_Your goal:_
Collect each line holding the string "this".
>> start
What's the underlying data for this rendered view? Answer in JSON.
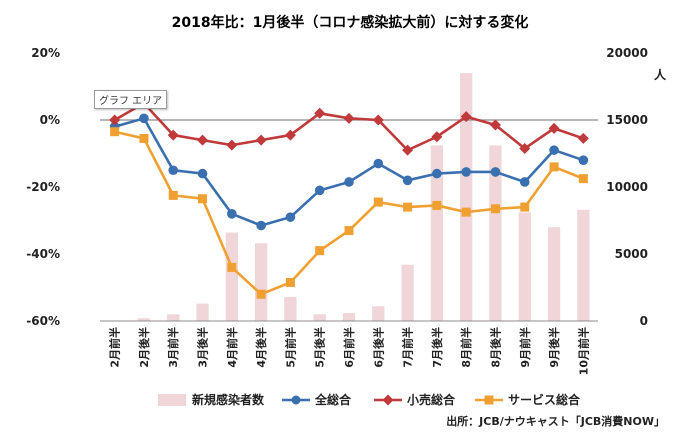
{
  "chart_data": {
    "type": "bar+line",
    "title": "2018年比：1月後半（コロナ感染拡大前）に対する変化",
    "categories": [
      "2月前半",
      "2月後半",
      "3月前半",
      "3月後半",
      "4月前半",
      "4月後半",
      "5月前半",
      "5月後半",
      "6月前半",
      "6月後半",
      "7月前半",
      "7月後半",
      "8月前半",
      "8月後半",
      "9月前半",
      "9月後半",
      "10月前半"
    ],
    "y_left": {
      "min": -60,
      "max": 20,
      "step": 20,
      "unit": "%"
    },
    "y_right": {
      "min": 0,
      "max": 20000,
      "step": 5000,
      "label": "人"
    },
    "bars": {
      "name": "新規感染者数",
      "color": "#f0d6d8",
      "values": [
        0,
        200,
        500,
        1300,
        6600,
        5800,
        1800,
        500,
        600,
        1100,
        4200,
        13100,
        18500,
        13100,
        8100,
        7000,
        8300
      ]
    },
    "series": [
      {
        "name": "全総合",
        "color": "#3a6fb0",
        "marker": "circle",
        "values": [
          -2,
          0.5,
          -15,
          -16,
          -28,
          -31.5,
          -29,
          -21,
          -18.5,
          -13,
          -18,
          -16,
          -15.5,
          -15.5,
          -18.5,
          -9,
          -12
        ]
      },
      {
        "name": "小売総合",
        "color": "#c0393b",
        "marker": "diamond",
        "values": [
          0,
          5,
          -4.5,
          -6,
          -7.5,
          -6,
          -4.5,
          2,
          0.5,
          0,
          -9,
          -5,
          1,
          -1.5,
          -8.5,
          -2.5,
          -5.5
        ]
      },
      {
        "name": "サービス総合",
        "color": "#f0a030",
        "marker": "square",
        "values": [
          -3.5,
          -5.5,
          -22.5,
          -23.5,
          -44,
          -52,
          -48.5,
          -39,
          -33,
          -24.5,
          -26,
          -25.5,
          -27.5,
          -26.5,
          -26,
          -14,
          -17.5
        ]
      }
    ],
    "grid": false,
    "legend_position": "bottom"
  },
  "tooltip": "グラフ エリア",
  "source": "出所：JCB/ナウキャスト「JCB消費NOW」"
}
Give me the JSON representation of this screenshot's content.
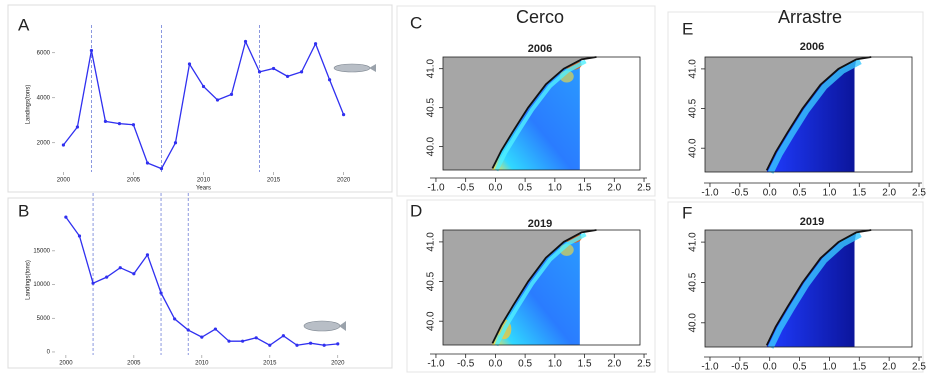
{
  "chart_data": [
    {
      "type": "line",
      "label": "A",
      "xlabel": "Years",
      "ylabel": "Landings(tons)",
      "color": "#3030f0",
      "x": [
        2000,
        2001,
        2002,
        2003,
        2004,
        2005,
        2006,
        2007,
        2008,
        2009,
        2010,
        2011,
        2012,
        2013,
        2014,
        2015,
        2016,
        2017,
        2018,
        2019,
        2020
      ],
      "values": [
        1900,
        2700,
        6100,
        2950,
        2850,
        2800,
        1100,
        850,
        2000,
        5500,
        4500,
        3900,
        4150,
        6500,
        5150,
        5300,
        4950,
        5150,
        6400,
        4800,
        3250
      ],
      "xlim": [
        1999.4,
        2020.6
      ],
      "xticks": [
        2000,
        2005,
        2010,
        2015,
        2020
      ],
      "ylim": [
        700,
        6700
      ],
      "yticks": [
        2000,
        4000,
        6000
      ],
      "vlines": [
        2002,
        2007,
        2014
      ]
    },
    {
      "type": "line",
      "label": "B",
      "ylabel": "Landings(tons)",
      "color": "#3030f0",
      "x": [
        2000,
        2001,
        2002,
        2003,
        2004,
        2005,
        2006,
        2007,
        2008,
        2009,
        2010,
        2011,
        2012,
        2013,
        2014,
        2015,
        2016,
        2017,
        2018,
        2019,
        2020
      ],
      "values": [
        20000,
        17200,
        10200,
        11100,
        12500,
        11600,
        14400,
        8750,
        4900,
        3250,
        2200,
        3400,
        1600,
        1600,
        2100,
        1000,
        2400,
        1000,
        1300,
        1000,
        1200
      ],
      "xlim": [
        1999.2,
        2020.9
      ],
      "xticks": [
        2000,
        2005,
        2010,
        2015,
        2020
      ],
      "ylim": [
        -450,
        21800
      ],
      "yticks": [
        0,
        5000,
        10000,
        15000
      ],
      "vlines": [
        2002,
        2007,
        2009
      ]
    },
    {
      "type": "map",
      "label": "C",
      "heading": "Cerco",
      "title": "2006",
      "xlim": [
        -1.1,
        2.55
      ],
      "xticks": [
        {
          "value": -1,
          "label": "-1.0"
        },
        {
          "value": -0.5,
          "label": "-0.5"
        },
        {
          "value": 0,
          "label": "0.0"
        },
        {
          "value": 0.5,
          "label": "0.5"
        },
        {
          "value": 1,
          "label": "1.0"
        },
        {
          "value": 1.5,
          "label": "1.5"
        },
        {
          "value": 2,
          "label": "2.0"
        },
        {
          "value": 2.5,
          "label": "2.5"
        }
      ],
      "ylim": [
        39.7,
        41.15
      ],
      "yticks": [
        {
          "value": 40,
          "label": "40.0"
        },
        40.5,
        {
          "value": 41,
          "label": "41.0"
        }
      ]
    },
    {
      "type": "map",
      "label": "D",
      "title": "2019",
      "xlim": [
        -1.1,
        2.55
      ],
      "xticks": [
        {
          "value": -1,
          "label": "-1.0"
        },
        {
          "value": -0.5,
          "label": "-0.5"
        },
        {
          "value": 0,
          "label": "0.0"
        },
        {
          "value": 0.5,
          "label": "0.5"
        },
        {
          "value": 1,
          "label": "1.0"
        },
        {
          "value": 1.5,
          "label": "1.5"
        },
        {
          "value": 2,
          "label": "2.0"
        },
        {
          "value": 2.5,
          "label": "2.5"
        }
      ],
      "ylim": [
        39.7,
        41.15
      ],
      "yticks": [
        {
          "value": 40,
          "label": "40.0"
        },
        40.5,
        {
          "value": 41,
          "label": "41.0"
        }
      ]
    },
    {
      "type": "map",
      "label": "E",
      "heading": "Arrastre",
      "title": "2006",
      "xlim": [
        -1.1,
        2.55
      ],
      "xticks": [
        {
          "value": -1,
          "label": "-1.0"
        },
        {
          "value": -0.5,
          "label": "-0.5"
        },
        {
          "value": 0,
          "label": "0.0"
        },
        {
          "value": 0.5,
          "label": "0.5"
        },
        {
          "value": 1,
          "label": "1.0"
        },
        {
          "value": 1.5,
          "label": "1.5"
        },
        {
          "value": 2,
          "label": "2.0"
        },
        {
          "value": 2.5,
          "label": "2.5"
        }
      ],
      "ylim": [
        39.7,
        41.15
      ],
      "yticks": [
        {
          "value": 40,
          "label": "40.0"
        },
        40.5,
        {
          "value": 41,
          "label": "41.0"
        }
      ]
    },
    {
      "type": "map",
      "label": "F",
      "title": "2019",
      "xlim": [
        -1.1,
        2.55
      ],
      "xticks": [
        {
          "value": -1,
          "label": "-1.0"
        },
        {
          "value": -0.5,
          "label": "-0.5"
        },
        {
          "value": 0,
          "label": "0.0"
        },
        {
          "value": 0.5,
          "label": "0.5"
        },
        {
          "value": 1,
          "label": "1.0"
        },
        {
          "value": 1.5,
          "label": "1.5"
        },
        {
          "value": 2,
          "label": "2.0"
        },
        {
          "value": 2.5,
          "label": "2.5"
        }
      ],
      "ylim": [
        39.7,
        41.15
      ],
      "yticks": [
        {
          "value": 40,
          "label": "40.0"
        },
        40.5,
        {
          "value": 41,
          "label": "41.0"
        }
      ]
    }
  ]
}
>> end
_Exercise result:_
What's the underlying data for this rendered view? Answer in JSON.
Give me the JSON representation of this screenshot's content.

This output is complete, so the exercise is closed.